Do this: Collect all lines from the listing that include the string "into".

Dataset rows:
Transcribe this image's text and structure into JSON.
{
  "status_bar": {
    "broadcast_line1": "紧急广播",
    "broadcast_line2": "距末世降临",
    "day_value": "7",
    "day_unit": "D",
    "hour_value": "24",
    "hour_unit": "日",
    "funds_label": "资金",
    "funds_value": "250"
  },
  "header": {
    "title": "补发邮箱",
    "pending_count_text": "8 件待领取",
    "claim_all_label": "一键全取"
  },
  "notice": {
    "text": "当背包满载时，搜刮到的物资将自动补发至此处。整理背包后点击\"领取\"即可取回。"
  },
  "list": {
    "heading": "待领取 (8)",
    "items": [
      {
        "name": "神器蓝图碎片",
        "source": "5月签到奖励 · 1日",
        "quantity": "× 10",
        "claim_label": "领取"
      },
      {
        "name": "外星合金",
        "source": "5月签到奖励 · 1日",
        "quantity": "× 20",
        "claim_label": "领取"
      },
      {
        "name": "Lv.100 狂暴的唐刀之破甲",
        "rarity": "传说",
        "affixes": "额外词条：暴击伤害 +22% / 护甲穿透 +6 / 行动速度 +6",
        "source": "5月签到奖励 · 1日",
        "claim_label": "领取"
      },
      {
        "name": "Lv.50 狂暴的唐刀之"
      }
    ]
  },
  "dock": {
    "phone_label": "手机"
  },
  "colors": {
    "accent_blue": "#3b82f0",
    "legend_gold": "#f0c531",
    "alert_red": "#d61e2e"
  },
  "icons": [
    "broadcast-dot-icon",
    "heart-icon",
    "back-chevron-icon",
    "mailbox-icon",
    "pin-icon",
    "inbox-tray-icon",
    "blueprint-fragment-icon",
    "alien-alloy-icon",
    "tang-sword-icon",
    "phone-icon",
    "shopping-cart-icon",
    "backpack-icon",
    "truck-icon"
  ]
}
---
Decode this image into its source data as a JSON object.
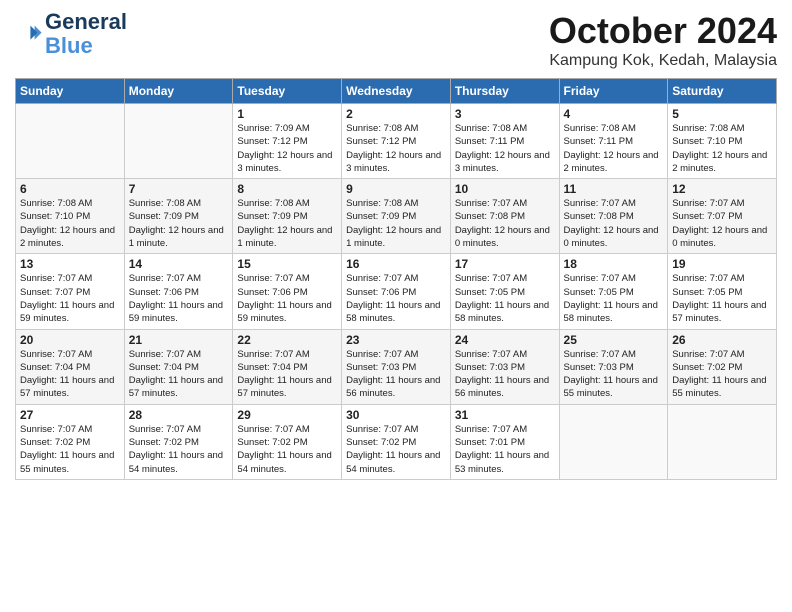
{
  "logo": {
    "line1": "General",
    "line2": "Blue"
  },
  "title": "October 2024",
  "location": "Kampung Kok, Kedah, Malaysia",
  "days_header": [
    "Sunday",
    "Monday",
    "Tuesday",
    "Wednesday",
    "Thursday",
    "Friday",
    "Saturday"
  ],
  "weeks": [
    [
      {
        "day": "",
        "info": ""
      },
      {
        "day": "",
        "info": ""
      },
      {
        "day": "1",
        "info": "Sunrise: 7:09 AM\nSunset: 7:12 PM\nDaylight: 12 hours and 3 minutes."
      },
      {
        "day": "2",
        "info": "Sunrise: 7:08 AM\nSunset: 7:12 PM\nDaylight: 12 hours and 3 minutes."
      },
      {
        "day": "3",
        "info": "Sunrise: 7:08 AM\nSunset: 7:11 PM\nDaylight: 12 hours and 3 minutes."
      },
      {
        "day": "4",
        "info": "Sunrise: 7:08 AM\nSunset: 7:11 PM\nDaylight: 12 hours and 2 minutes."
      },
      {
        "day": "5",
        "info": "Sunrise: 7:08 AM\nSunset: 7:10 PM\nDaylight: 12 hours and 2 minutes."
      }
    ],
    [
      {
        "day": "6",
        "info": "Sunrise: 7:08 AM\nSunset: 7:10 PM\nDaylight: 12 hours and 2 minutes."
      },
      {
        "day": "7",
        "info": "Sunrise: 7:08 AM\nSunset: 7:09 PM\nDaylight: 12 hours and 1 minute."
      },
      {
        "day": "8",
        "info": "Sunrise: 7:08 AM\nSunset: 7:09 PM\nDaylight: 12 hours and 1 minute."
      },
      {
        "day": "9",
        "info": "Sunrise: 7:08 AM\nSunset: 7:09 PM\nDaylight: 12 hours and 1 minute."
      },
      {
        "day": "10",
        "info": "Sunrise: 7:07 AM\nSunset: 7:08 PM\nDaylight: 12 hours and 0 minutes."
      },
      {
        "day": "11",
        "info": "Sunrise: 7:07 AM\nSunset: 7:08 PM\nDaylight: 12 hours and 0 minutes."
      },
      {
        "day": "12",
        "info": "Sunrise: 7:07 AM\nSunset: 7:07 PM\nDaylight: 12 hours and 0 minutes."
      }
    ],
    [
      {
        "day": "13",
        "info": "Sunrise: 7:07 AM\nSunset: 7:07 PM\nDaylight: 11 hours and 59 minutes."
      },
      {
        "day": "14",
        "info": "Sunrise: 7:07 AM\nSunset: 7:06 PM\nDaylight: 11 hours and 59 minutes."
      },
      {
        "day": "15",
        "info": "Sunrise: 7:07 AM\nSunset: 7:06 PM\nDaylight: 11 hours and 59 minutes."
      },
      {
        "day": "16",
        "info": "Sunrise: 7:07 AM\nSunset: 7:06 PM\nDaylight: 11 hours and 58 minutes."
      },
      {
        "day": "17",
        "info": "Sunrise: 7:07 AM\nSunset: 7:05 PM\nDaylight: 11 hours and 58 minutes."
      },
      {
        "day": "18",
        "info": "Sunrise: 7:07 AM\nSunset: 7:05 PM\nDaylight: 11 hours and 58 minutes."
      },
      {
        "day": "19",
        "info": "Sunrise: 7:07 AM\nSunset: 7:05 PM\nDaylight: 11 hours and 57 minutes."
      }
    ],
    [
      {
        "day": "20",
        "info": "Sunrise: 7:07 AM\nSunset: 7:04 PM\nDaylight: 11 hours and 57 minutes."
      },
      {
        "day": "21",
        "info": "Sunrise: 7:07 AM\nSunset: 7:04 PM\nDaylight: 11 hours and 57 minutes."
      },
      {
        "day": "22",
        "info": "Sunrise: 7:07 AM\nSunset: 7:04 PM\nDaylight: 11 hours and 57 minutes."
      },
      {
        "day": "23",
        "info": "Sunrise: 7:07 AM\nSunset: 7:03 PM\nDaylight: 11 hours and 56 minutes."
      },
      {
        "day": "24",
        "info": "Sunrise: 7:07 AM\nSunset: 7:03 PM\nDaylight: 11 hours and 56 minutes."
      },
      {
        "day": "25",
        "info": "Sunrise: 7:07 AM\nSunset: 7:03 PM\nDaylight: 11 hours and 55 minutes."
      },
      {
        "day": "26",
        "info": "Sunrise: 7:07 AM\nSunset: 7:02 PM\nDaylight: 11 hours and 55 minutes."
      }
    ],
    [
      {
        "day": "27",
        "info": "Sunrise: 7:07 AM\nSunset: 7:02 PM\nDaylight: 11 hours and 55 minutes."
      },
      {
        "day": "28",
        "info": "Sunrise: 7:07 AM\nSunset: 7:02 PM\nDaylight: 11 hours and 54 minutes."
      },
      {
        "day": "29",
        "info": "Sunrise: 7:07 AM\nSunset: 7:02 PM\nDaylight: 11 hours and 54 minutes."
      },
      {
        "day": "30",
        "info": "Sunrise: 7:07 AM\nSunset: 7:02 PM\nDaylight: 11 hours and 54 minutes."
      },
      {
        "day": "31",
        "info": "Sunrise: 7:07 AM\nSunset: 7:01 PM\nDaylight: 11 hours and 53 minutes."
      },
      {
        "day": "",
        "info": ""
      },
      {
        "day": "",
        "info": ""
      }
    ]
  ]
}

Finished answer:
Transcribe this image's text and structure into JSON.
Decode this image into its source data as a JSON object.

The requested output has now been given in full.